### Extrait fourni
M. Jean-Jacques Hyest, rapporteur. Vraiment ? Dans ce cas, je la retire, monsieur Frimat, à la condition que vous me promettiez que vos explications de vote seront brèves. (Nouveaux sourires.)

M. le président. Monsieur Cointat, l'amendement n° 49 rectifié est-il maintenu ?

M. Christian Cointat. Non, je le retire, monsieur le président.

M. le président. L'amendement n° 49 rectifié est retiré.

Veuillez poursuivre, monsieur le rapporteur.

M. Jean-Jacques Hyest, rapporteur. Les auteurs du sous-amendement n° 338 proposent une nouvelle rédaction de l’amendement de la commission. Le règlement de chacune des assemblées n’a pas vocation à déterminer les conditions dans lesquelles s’exerce le droit d’amendement du Gouvernement. C’est pourquoi la commission émet un avis défavorable.

Cela étant dit, j’ai bien noté, madame Boumediene-Thiery, que vous approuviez pour le reste l’amendement de la commission.

La commission émet un avis défavorable sur le sous-amendement n° 508, qui vise à encadrer les modalités de présentation des amendements du Gouvernement.

La commission n’a pas eu à se prononcer sur le sous-amendement n° 514. Il appartiendra au règlement de chacune des deux assemblées de définir les conditions d’exercice du droit d’amendement, lesquelles seront respectueuses des droits de la minorité.

Je rappelle que le droit d’amendement n’est pas un droit des groupes ; il s’agit d’un droit individuel des parlementaires. À titre personnel, donc, j’émettrais un avis défavorable.

Enfin, l’objet de l’amendement n° 474 étant très proche de celui de l’amendement n° 206, la commission émet pareillement un avis défavorable.

M. le président. Quel est l’avis du Gouvernement ?

M. Roger Karoutchi, secrétaire d'État. Nous sommes sur l’un des articles clés du projet de loi constitutionnelle.

Tout d’abord, je tiens à rassurer M. Frimat en lui confirmant, en réponse à la question qu’il a posée tout à l’heure, qu’un amendement qui aurait été rejeté en commission pourra bien évidemment être présenté en séance publique.

Comme l’a rappelé brillamment M. le rapporteur, le Gouvernement a assigné un objectif essentiel à l’article 18 : assurer la clarté et la lisibilité du débat législatif. C’est pourquoi il va de soi qu’il émet un avis défavorable sur les amendements identiques de suppression nos 204 et 473.

### Exercices à réaliser
1. D'après le compte rendu de séance, quel objectif essentiel le Gouvernement a-t-il assigné à l'article 18 ?
2. Recopiez fidèlement le passage du compte rendu de séance qui commence par « M. Christian Cointat. Non, je » et se termine par « émet un avis défavorable. ».
3. Rédigez la suite du compte rendu de séance sur l'article 18 du projet de loi constitutionnelle, à partir de sa dernière phrase.

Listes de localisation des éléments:
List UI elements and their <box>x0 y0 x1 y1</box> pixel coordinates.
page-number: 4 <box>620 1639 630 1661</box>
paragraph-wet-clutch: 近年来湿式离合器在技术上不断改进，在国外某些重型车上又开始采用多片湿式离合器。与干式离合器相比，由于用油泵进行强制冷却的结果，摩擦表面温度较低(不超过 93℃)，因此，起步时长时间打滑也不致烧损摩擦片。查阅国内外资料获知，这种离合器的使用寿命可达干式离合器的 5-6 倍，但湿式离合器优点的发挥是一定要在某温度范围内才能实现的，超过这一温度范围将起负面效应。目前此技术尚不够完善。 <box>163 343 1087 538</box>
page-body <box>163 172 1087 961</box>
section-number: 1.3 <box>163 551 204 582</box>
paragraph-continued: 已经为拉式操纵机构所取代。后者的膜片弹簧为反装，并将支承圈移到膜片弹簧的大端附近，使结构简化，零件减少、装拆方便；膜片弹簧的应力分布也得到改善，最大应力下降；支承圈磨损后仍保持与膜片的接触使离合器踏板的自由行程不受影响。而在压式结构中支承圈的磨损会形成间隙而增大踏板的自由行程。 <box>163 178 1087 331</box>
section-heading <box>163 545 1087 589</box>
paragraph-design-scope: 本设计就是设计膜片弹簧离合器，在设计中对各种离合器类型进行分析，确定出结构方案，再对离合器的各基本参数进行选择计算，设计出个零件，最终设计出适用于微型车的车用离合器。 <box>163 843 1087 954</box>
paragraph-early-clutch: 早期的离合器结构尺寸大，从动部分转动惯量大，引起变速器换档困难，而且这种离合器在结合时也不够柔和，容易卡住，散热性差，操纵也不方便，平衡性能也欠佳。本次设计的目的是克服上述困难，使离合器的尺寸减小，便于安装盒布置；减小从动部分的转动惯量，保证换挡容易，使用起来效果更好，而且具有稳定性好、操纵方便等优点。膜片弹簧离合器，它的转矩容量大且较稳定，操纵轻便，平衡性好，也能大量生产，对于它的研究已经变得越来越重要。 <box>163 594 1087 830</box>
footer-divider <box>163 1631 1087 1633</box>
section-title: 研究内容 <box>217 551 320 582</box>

### Réponses par exercice
1. Assurer la clarté et la lisibilité du débat législatif.

2.
M. Christian Cointat. Non, je le retire, monsieur le président.

M. le président. L'amendement n° 49 rectifié est retiré.

Veuillez poursuivre, monsieur le rapporteur.

M. Jean-Jacques Hyest, rapporteur. Les auteurs du sous-amendement n° 338 proposent une nouvelle rédaction de l’amendement de la commission. Le règlement de chacune des assemblées n’a pas vocation à déterminer les conditions dans lesquelles s’exerce le droit d’amendement du Gouvernement. C’est pourquoi la commission émet un avis défavorable.

3.
Le comité Balladur avait envisagé deux voies. D’une part, il avait évoqué la possibilité, pour certains textes de moindre importance, d’adopter en commission les amendements et d’y engager l’essentiel du débat, les positions de la commission étant alors ratifiées en séance. Cette procédure impliquerait une modification de l’article 44 de la Constitution.

D’autre part, monsieur Frimat, le comité Balladur avait repris l’idée formulée par M. Bel à l’alinéa 2 de l’article 26 de sa proposition de loi constitutionnelle tendant à réviser la Constitution du 4 octobre 1958 afin de rééquilibrer les institutions en renforçant les pouvoirs du Parlement, déposée le 12 juillet 2007, à savoir des durées programmées de débat.

Je rappelle les termes de cet alinéa : « Le Gouvernement peut, après avis de la conférence des présidents de l’assemblée saisie, fixer un délai pour l’examen d’un projet de loi. À l’expiration de ce délai, qui ne peut être inférieur à une semaine, l’assemblée se prononce par un seul vote sur les dispositions du texte qu’elle n’a pas encore examinées, en ne retenant… » – écoutez bien, mesdames, messieurs les sénateurs, cela figure dans la proposition de loi socialiste – « …que les amendements proposés ou acceptés par le Gouvernement. »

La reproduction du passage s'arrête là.